§ **Given exercise**
In the listing below, find every line containing "from" and copy it out.

§ **Data entries**
-.-.-

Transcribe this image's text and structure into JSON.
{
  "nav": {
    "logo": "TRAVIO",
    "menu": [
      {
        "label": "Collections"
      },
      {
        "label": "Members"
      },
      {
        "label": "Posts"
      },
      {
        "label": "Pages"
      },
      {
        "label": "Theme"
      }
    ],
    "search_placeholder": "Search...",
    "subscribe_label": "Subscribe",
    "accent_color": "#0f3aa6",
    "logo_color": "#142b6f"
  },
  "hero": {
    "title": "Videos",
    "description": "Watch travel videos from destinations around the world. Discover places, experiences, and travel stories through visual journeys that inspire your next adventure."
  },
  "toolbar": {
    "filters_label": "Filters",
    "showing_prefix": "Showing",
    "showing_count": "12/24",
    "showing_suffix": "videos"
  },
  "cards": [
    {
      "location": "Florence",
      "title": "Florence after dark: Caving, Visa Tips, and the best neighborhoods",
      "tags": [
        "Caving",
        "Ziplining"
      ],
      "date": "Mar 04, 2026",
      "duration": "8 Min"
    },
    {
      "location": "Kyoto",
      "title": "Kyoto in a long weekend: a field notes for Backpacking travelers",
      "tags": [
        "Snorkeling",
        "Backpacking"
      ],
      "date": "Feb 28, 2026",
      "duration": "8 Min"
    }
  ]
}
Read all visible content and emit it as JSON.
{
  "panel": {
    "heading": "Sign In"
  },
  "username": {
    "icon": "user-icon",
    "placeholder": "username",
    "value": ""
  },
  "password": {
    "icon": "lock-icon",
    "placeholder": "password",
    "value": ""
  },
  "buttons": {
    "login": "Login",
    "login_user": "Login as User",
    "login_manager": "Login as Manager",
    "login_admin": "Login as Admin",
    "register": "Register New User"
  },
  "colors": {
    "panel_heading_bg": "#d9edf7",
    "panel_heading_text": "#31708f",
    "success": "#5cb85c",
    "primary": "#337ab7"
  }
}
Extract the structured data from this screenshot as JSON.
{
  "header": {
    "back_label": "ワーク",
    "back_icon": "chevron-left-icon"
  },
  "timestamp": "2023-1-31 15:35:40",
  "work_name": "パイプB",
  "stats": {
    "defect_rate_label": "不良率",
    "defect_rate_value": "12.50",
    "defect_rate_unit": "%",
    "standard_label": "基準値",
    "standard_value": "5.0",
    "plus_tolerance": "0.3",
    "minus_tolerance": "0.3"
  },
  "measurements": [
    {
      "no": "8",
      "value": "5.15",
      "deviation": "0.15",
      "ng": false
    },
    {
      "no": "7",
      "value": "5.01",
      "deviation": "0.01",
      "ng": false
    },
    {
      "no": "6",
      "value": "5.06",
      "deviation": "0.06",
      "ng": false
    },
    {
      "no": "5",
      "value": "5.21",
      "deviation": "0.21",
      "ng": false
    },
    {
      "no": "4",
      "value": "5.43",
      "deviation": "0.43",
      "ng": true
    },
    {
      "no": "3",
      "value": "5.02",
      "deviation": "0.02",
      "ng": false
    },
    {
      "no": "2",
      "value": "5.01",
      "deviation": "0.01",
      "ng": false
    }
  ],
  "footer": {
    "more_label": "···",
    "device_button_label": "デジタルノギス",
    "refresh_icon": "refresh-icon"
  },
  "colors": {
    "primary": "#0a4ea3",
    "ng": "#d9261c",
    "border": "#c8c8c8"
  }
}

-.-.-

§ **Task output**
    "description": "Watch travel videos from destinations around the world. Discover places, experiences, and travel stories through visual journeys that inspire your next adventure."
Extract the structured data from this screenshot as JSON.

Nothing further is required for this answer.